##### Source extract #####

Problem Set 1

(1) When you roll a fair die 3 times, how many possible outcomes are there?

Given that each trial of rolling the dice can produce 6 possible outcomes (1 to 6), the number of outcomes is equal to \(6^n\), where \(n\) is the number of “rolls”. Given 3 rolls, the number of combinations would be equal to \(6^3 = 216\).

(2) What is the probability of getting a sum total of 3 when you roll a die two times?

To get a sum of 3 when rolling 3 die, all 3 die would need to be 1. Therefore, only 1 out of 216 combinations (all being equally probable during any given 3 roll trial). Thus, the probability would be \(\frac{1}{216} = 0.0046\).

(3) Assume a room of 25 strangers. What is the probability that two of them have the same birthday? Assume that all birthdays are equally likely and equal to 1/365 each. What happens to this probability when there are 50 people in the room?

##### Source excerpt #####

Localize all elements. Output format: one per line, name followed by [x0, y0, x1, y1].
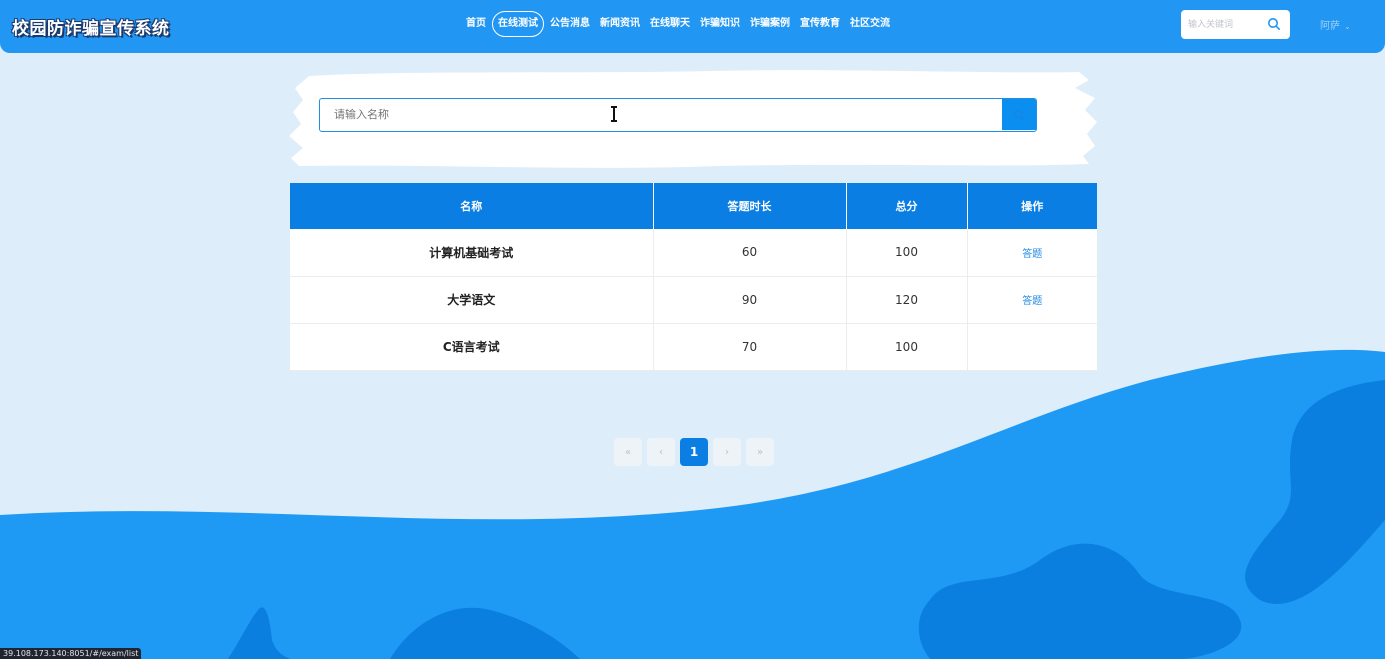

#####

● What to work on
A - Set down the passage of the probability problem set starting with "Given that each" and going on through "in the room?".
B - In the probability problem set, how many possible outcomes are given for rolling a fair die 3 times?
The material isn't needed here.

● Answers to the problems
A -
Given that each trial of rolling the dice can produce 6 possible outcomes (1 to 6), the number of outcomes is equal to \(6^n\), where \(n\) is the number of “rolls”. Given 3 rolls, the number of combinations would be equal to \(6^3 = 216\).

(2) What is the probability of getting a sum total of 3 when you roll a die two times?

To get a sum of 3 when rolling 3 die, all 3 die would need to be 1. Therefore, only 1 out of 216 combinations (all being equally probable during any given 3 roll trial). Thus, the probability would be \(\frac{1}{216} = 0.0046\).

(3) Assume a room of 25 strangers. What is the probability that two of them have the same birthday? Assume that all birthdays are equally likely and equal to 1/365 each. What happens to this probability when there are 50 people in the room?

B - 216 (6^3)